Aim of the task – Write out the whole of the material exactly.

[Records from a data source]
━━━━

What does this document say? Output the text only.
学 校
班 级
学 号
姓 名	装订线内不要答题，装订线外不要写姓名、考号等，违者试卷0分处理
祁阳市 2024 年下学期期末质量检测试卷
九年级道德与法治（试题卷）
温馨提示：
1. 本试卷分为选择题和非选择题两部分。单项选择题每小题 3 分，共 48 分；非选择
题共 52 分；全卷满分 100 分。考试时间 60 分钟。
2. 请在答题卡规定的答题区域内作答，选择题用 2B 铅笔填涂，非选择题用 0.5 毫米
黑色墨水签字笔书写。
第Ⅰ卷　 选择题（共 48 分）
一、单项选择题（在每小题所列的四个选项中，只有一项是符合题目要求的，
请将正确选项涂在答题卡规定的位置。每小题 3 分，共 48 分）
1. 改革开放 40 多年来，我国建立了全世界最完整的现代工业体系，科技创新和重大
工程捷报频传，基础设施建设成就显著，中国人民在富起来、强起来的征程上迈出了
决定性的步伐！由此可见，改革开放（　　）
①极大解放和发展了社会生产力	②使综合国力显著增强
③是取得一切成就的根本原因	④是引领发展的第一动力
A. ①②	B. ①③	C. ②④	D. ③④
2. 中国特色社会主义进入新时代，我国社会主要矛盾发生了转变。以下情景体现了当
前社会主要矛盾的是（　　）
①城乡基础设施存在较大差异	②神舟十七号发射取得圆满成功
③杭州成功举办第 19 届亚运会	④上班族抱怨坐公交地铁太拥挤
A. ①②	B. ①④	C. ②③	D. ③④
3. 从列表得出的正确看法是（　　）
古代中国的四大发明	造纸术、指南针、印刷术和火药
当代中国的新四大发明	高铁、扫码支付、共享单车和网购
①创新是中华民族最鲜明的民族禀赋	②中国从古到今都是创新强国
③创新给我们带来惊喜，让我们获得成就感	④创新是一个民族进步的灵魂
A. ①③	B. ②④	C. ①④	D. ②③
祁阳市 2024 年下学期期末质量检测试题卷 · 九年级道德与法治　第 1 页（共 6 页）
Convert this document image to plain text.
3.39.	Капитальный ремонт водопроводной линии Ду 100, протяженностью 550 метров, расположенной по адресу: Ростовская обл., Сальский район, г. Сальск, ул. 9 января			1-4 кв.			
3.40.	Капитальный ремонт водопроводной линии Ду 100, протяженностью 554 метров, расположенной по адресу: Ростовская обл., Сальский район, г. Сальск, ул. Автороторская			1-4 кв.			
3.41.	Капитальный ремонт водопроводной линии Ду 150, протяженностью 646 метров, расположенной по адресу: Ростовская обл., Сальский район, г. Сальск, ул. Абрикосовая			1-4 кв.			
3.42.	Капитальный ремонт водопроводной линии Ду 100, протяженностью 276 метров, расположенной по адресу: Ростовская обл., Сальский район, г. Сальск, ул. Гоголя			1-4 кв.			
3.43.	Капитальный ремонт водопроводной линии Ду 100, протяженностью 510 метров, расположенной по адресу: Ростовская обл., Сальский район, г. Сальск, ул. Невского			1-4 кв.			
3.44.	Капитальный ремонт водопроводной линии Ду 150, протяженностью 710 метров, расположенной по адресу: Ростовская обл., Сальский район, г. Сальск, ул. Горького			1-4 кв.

━━━━

Full output –
What does this document say? Output the text only.
学 校
班 级
学 号
姓 名	装订线内不要答题，装订线外不要写姓名、考号等，违者试卷0分处理
祁阳市 2024 年下学期期末质量检测试卷
九年级道德与法治（试题卷）
温馨提示：
1. 本试卷分为选择题和非选择题两部分。单项选择题每小题 3 分，共 48 分；非选择
题共 52 分；全卷满分 100 分。考试时间 60 分钟。
2. 请在答题卡规定的答题区域内作答，选择题用 2B 铅笔填涂，非选择题用 0.5 毫米
黑色墨水签字笔书写。
第Ⅰ卷　 选择题（共 48 分）
一、单项选择题（在每小题所列的四个选项中，只有一项是符合题目要求的，
请将正确选项涂在答题卡规定的位置。每小题 3 分，共 48 分）
1. 改革开放 40 多年来，我国建立了全世界最完整的现代工业体系，科技创新和重大
工程捷报频传，基础设施建设成就显著，中国人民在富起来、强起来的征程上迈出了
决定性的步伐！由此可见，改革开放（　　）
①极大解放和发展了社会生产力	②使综合国力显著增强
③是取得一切成就的根本原因	④是引领发展的第一动力
A. ①②	B. ①③	C. ②④	D. ③④
2. 中国特色社会主义进入新时代，我国社会主要矛盾发生了转变。以下情景体现了当
前社会主要矛盾的是（　　）
①城乡基础设施存在较大差异	②神舟十七号发射取得圆满成功
③杭州成功举办第 19 届亚运会	④上班族抱怨坐公交地铁太拥挤
A. ①②	B. ①④	C. ②③	D. ③④
3. 从列表得出的正确看法是（　　）
古代中国的四大发明	造纸术、指南针、印刷术和火药
当代中国的新四大发明	高铁、扫码支付、共享单车和网购
①创新是中华民族最鲜明的民族禀赋	②中国从古到今都是创新强国
③创新给我们带来惊喜，让我们获得成就感	④创新是一个民族进步的灵魂
A. ①③	B. ②④	C. ①④	D. ②③
祁阳市 2024 年下学期期末质量检测试题卷 · 九年级道德与法治　第 1 页（共 6 页）
Convert this document image to plain text.
3.39.	Капитальный ремонт водопроводной линии Ду 100, протяженностью 550 метров, расположенной по адресу: Ростовская обл., Сальский район, г. Сальск, ул. 9 января			1-4 кв.			
3.40.	Капитальный ремонт водопроводной линии Ду 100, протяженностью 554 метров, расположенной по адресу: Ростовская обл., Сальский район, г. Сальск, ул. Автороторская			1-4 кв.			
3.41.	Капитальный ремонт водопроводной линии Ду 150, протяженностью 646 метров, расположенной по адресу: Ростовская обл., Сальский район, г. Сальск, ул. Абрикосовая			1-4 кв.			
3.42.	Капитальный ремонт водопроводной линии Ду 100, протяженностью 276 метров, расположенной по адресу: Ростовская обл., Сальский район, г. Сальск, ул. Гоголя			1-4 кв.			
3.43.	Капитальный ремонт водопроводной линии Ду 100, протяженностью 510 метров, расположенной по адресу: Ростовская обл., Сальский район, г. Сальск, ул. Невского			1-4 кв.			
3.44.	Капитальный ремонт водопроводной линии Ду 150, протяженностью 710 метров, расположенной по адресу: Ростовская обл., Сальский район, г. Сальск, ул. Горького			1-4 кв.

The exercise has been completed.